Prompt – Write down every entry below once more, exactly.

The records –
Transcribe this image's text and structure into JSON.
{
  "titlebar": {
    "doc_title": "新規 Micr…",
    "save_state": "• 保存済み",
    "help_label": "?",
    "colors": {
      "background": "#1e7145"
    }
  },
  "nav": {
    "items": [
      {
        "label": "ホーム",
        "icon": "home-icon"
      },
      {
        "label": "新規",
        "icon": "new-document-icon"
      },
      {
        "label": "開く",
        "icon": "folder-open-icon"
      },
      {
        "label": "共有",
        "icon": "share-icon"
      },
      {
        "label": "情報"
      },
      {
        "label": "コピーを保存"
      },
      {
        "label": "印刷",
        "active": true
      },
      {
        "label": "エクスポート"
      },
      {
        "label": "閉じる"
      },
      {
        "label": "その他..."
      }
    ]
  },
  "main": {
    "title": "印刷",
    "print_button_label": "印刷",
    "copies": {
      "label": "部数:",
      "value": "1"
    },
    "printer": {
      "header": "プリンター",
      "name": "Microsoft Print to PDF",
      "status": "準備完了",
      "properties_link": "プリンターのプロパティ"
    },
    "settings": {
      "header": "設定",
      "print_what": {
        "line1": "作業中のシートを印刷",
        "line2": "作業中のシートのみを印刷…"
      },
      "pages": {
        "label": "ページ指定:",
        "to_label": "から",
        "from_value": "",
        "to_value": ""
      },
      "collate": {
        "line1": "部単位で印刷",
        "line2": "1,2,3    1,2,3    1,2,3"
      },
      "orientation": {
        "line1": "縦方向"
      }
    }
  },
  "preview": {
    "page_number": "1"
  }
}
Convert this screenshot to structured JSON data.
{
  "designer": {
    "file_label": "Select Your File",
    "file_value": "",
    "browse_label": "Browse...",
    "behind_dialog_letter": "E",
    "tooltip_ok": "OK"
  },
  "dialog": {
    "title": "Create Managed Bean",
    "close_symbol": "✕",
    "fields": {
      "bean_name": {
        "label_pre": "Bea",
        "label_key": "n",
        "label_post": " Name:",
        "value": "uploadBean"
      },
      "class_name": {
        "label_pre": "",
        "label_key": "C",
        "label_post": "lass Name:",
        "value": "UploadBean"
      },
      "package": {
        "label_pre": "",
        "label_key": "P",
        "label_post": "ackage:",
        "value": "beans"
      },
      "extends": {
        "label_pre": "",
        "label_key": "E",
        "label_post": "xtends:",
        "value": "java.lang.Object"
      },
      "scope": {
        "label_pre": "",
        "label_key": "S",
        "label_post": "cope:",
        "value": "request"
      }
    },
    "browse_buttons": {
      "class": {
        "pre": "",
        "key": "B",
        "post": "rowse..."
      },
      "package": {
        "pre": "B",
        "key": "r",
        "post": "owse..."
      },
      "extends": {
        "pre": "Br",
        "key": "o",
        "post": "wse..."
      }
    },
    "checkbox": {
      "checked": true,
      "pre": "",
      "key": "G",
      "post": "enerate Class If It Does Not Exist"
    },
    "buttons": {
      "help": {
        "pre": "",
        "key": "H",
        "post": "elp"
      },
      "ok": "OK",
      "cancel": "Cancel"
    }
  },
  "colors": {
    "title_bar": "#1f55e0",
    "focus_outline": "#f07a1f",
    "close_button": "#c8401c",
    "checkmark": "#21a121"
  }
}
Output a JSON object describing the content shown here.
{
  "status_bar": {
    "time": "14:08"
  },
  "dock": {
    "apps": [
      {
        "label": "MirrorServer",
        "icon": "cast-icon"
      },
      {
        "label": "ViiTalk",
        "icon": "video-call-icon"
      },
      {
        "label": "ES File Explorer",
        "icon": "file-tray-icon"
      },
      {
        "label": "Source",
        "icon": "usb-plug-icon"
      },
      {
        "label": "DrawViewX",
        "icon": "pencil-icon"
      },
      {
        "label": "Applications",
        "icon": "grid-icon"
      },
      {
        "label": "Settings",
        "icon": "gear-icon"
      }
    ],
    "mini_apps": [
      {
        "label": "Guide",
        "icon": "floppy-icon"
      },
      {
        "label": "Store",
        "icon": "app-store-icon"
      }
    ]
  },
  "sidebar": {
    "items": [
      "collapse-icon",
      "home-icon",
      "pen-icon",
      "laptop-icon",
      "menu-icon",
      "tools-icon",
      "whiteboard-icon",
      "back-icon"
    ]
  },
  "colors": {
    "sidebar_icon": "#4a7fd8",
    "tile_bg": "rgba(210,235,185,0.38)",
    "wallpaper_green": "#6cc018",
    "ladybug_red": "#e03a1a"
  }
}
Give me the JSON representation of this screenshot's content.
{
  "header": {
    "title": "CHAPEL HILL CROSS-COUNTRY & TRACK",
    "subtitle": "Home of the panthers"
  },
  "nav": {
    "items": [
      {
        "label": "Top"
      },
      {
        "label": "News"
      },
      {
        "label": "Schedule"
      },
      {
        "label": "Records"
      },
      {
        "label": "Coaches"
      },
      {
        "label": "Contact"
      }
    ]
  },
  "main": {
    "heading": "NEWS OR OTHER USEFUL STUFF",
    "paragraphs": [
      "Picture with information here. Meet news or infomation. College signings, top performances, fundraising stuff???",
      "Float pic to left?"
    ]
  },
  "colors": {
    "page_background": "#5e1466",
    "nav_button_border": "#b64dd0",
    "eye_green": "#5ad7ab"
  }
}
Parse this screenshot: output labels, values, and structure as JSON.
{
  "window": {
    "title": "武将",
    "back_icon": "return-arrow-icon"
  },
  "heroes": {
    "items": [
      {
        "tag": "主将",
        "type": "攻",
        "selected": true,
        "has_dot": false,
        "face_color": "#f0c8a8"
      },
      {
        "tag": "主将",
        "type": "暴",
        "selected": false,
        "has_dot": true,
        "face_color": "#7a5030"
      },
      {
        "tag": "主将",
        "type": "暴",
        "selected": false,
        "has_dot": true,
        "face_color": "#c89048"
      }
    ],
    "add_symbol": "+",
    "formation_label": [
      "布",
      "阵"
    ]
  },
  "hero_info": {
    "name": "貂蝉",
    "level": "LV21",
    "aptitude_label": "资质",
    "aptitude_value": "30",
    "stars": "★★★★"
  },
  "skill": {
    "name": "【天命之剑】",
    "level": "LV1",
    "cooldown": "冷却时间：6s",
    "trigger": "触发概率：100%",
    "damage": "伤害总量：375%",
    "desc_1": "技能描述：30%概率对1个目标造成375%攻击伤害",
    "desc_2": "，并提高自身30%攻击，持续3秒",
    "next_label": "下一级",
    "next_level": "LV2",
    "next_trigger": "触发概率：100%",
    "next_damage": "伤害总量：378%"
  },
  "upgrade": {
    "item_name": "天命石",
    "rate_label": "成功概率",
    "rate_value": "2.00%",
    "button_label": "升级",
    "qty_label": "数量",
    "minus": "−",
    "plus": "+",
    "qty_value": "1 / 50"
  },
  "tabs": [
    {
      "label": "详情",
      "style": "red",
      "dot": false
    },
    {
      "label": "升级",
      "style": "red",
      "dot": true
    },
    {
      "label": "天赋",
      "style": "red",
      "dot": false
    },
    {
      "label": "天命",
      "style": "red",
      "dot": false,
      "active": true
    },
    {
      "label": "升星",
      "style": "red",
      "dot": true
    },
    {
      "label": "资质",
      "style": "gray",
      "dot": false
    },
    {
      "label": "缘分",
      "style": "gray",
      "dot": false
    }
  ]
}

Problem solution –
Transcribe this image's text and structure into JSON.
{
  "titlebar": {
    "doc_title": "新規 Micr…",
    "save_state": "• 保存済み",
    "help_label": "?",
    "colors": {
      "background": "#1e7145"
    }
  },
  "nav": {
    "items": [
      {
        "label": "ホーム",
        "icon": "home-icon"
      },
      {
        "label": "新規",
        "icon": "new-document-icon"
      },
      {
        "label": "開く",
        "icon": "folder-open-icon"
      },
      {
        "label": "共有",
        "icon": "share-icon"
      },
      {
        "label": "情報"
      },
      {
        "label": "コピーを保存"
      },
      {
        "label": "印刷",
        "active": true
      },
      {
        "label": "エクスポート"
      },
      {
        "label": "閉じる"
      },
      {
        "label": "その他..."
      }
    ]
  },
  "main": {
    "title": "印刷",
    "print_button_label": "印刷",
    "copies": {
      "label": "部数:",
      "value": "1"
    },
    "printer": {
      "header": "プリンター",
      "name": "Microsoft Print to PDF",
      "status": "準備完了",
      "properties_link": "プリンターのプロパティ"
    },
    "settings": {
      "header": "設定",
      "print_what": {
        "line1": "作業中のシートを印刷",
        "line2": "作業中のシートのみを印刷…"
      },
      "pages": {
        "label": "ページ指定:",
        "to_label": "から",
        "from_value": "",
        "to_value": ""
      },
      "collate": {
        "line1": "部単位で印刷",
        "line2": "1,2,3    1,2,3    1,2,3"
      },
      "orientation": {
        "line1": "縦方向"
      }
    }
  },
  "preview": {
    "page_number": "1"
  }
}
Convert this screenshot to structured JSON data.
{
  "designer": {
    "file_label": "Select Your File",
    "file_value": "",
    "browse_label": "Browse...",
    "behind_dialog_letter": "E",
    "tooltip_ok": "OK"
  },
  "dialog": {
    "title": "Create Managed Bean",
    "close_symbol": "✕",
    "fields": {
      "bean_name": {
        "label_pre": "Bea",
        "label_key": "n",
        "label_post": " Name:",
        "value": "uploadBean"
      },
      "class_name": {
        "label_pre": "",
        "label_key": "C",
        "label_post": "lass Name:",
        "value": "UploadBean"
      },
      "package": {
        "label_pre": "",
        "label_key": "P",
        "label_post": "ackage:",
        "value": "beans"
      },
      "extends": {
        "label_pre": "",
        "label_key": "E",
        "label_post": "xtends:",
        "value": "java.lang.Object"
      },
      "scope": {
        "label_pre": "",
        "label_key": "S",
        "label_post": "cope:",
        "value": "request"
      }
    },
    "browse_buttons": {
      "class": {
        "pre": "",
        "key": "B",
        "post": "rowse..."
      },
      "package": {
        "pre": "B",
        "key": "r",
        "post": "owse..."
      },
      "extends": {
        "pre": "Br",
        "key": "o",
        "post": "wse..."
      }
    },
    "checkbox": {
      "checked": true,
      "pre": "",
      "key": "G",
      "post": "enerate Class If It Does Not Exist"
    },
    "buttons": {
      "help": {
        "pre": "",
        "key": "H",
        "post": "elp"
      },
      "ok": "OK",
      "cancel": "Cancel"
    }
  },
  "colors": {
    "title_bar": "#1f55e0",
    "focus_outline": "#f07a1f",
    "close_button": "#c8401c",
    "checkmark": "#21a121"
  }
}
Output a JSON object describing the content shown here.
{
  "status_bar": {
    "time": "14:08"
  },
  "dock": {
    "apps": [
      {
        "label": "MirrorServer",
        "icon": "cast-icon"
      },
      {
        "label": "ViiTalk",
        "icon": "video-call-icon"
      },
      {
        "label": "ES File Explorer",
        "icon": "file-tray-icon"
      },
      {
        "label": "Source",
        "icon": "usb-plug-icon"
      },
      {
        "label": "DrawViewX",
        "icon": "pencil-icon"
      },
      {
        "label": "Applications",
        "icon": "grid-icon"
      },
      {
        "label": "Settings",
        "icon": "gear-icon"
      }
    ],
    "mini_apps": [
      {
        "label": "Guide",
        "icon": "floppy-icon"
      },
      {
        "label": "Store",
        "icon": "app-store-icon"
      }
    ]
  },
  "sidebar": {
    "items": [
      "collapse-icon",
      "home-icon",
      "pen-icon",
      "laptop-icon",
      "menu-icon",
      "tools-icon",
      "whiteboard-icon",
      "back-icon"
    ]
  },
  "colors": {
    "sidebar_icon": "#4a7fd8",
    "tile_bg": "rgba(210,235,185,0.38)",
    "wallpaper_green": "#6cc018",
    "ladybug_red": "#e03a1a"
  }
}
Give me the JSON representation of this screenshot's content.
{
  "header": {
    "title": "CHAPEL HILL CROSS-COUNTRY & TRACK",
    "subtitle": "Home of the panthers"
  },
  "nav": {
    "items": [
      {
        "label": "Top"
      },
      {
        "label": "News"
      },
      {
        "label": "Schedule"
      },
      {
        "label": "Records"
      },
      {
        "label": "Coaches"
      },
      {
        "label": "Contact"
      }
    ]
  },
  "main": {
    "heading": "NEWS OR OTHER USEFUL STUFF",
    "paragraphs": [
      "Picture with information here. Meet news or infomation. College signings, top performances, fundraising stuff???",
      "Float pic to left?"
    ]
  },
  "colors": {
    "page_background": "#5e1466",
    "nav_button_border": "#b64dd0",
    "eye_green": "#5ad7ab"
  }
}
Parse this screenshot: output labels, values, and structure as JSON.
{
  "window": {
    "title": "武将",
    "back_icon": "return-arrow-icon"
  },
  "heroes": {
    "items": [
      {
        "tag": "主将",
        "type": "攻",
        "selected": true,
        "has_dot": false,
        "face_color": "#f0c8a8"
      },
      {
        "tag": "主将",
        "type": "暴",
        "selected": false,
        "has_dot": true,
        "face_color": "#7a5030"
      },
      {
        "tag": "主将",
        "type": "暴",
        "selected": false,
        "has_dot": true,
        "face_color": "#c89048"
      }
    ],
    "add_symbol": "+",
    "formation_label": [
      "布",
      "阵"
    ]
  },
  "hero_info": {
    "name": "貂蝉",
    "level": "LV21",
    "aptitude_label": "资质",
    "aptitude_value": "30",
    "stars": "★★★★"
  },
  "skill": {
    "name": "【天命之剑】",
    "level": "LV1",
    "cooldown": "冷却时间：6s",
    "trigger": "触发概率：100%",
    "damage": "伤害总量：375%",
    "desc_1": "技能描述：30%概率对1个目标造成375%攻击伤害",
    "desc_2": "，并提高自身30%攻击，持续3秒",
    "next_label": "下一级",
    "next_level": "LV2",
    "next_trigger": "触发概率：100%",
    "next_damage": "伤害总量：378%"
  },
  "upgrade": {
    "item_name": "天命石",
    "rate_label": "成功概率",
    "rate_value": "2.00%",
    "button_label": "升级",
    "qty_label": "数量",
    "minus": "−",
    "plus": "+",
    "qty_value": "1 / 50"
  },
  "tabs": [
    {
      "label": "详情",
      "style": "red",
      "dot": false
    },
    {
      "label": "升级",
      "style": "red",
      "dot": true
    },
    {
      "label": "天赋",
      "style": "red",
      "dot": false
    },
    {
      "label": "天命",
      "style": "red",
      "dot": false,
      "active": true
    },
    {
      "label": "升星",
      "style": "red",
      "dot": true
    },
    {
      "label": "资质",
      "style": "gray",
      "dot": false
    },
    {
      "label": "缘分",
      "style": "gray",
      "dot": false
    }
  ]
}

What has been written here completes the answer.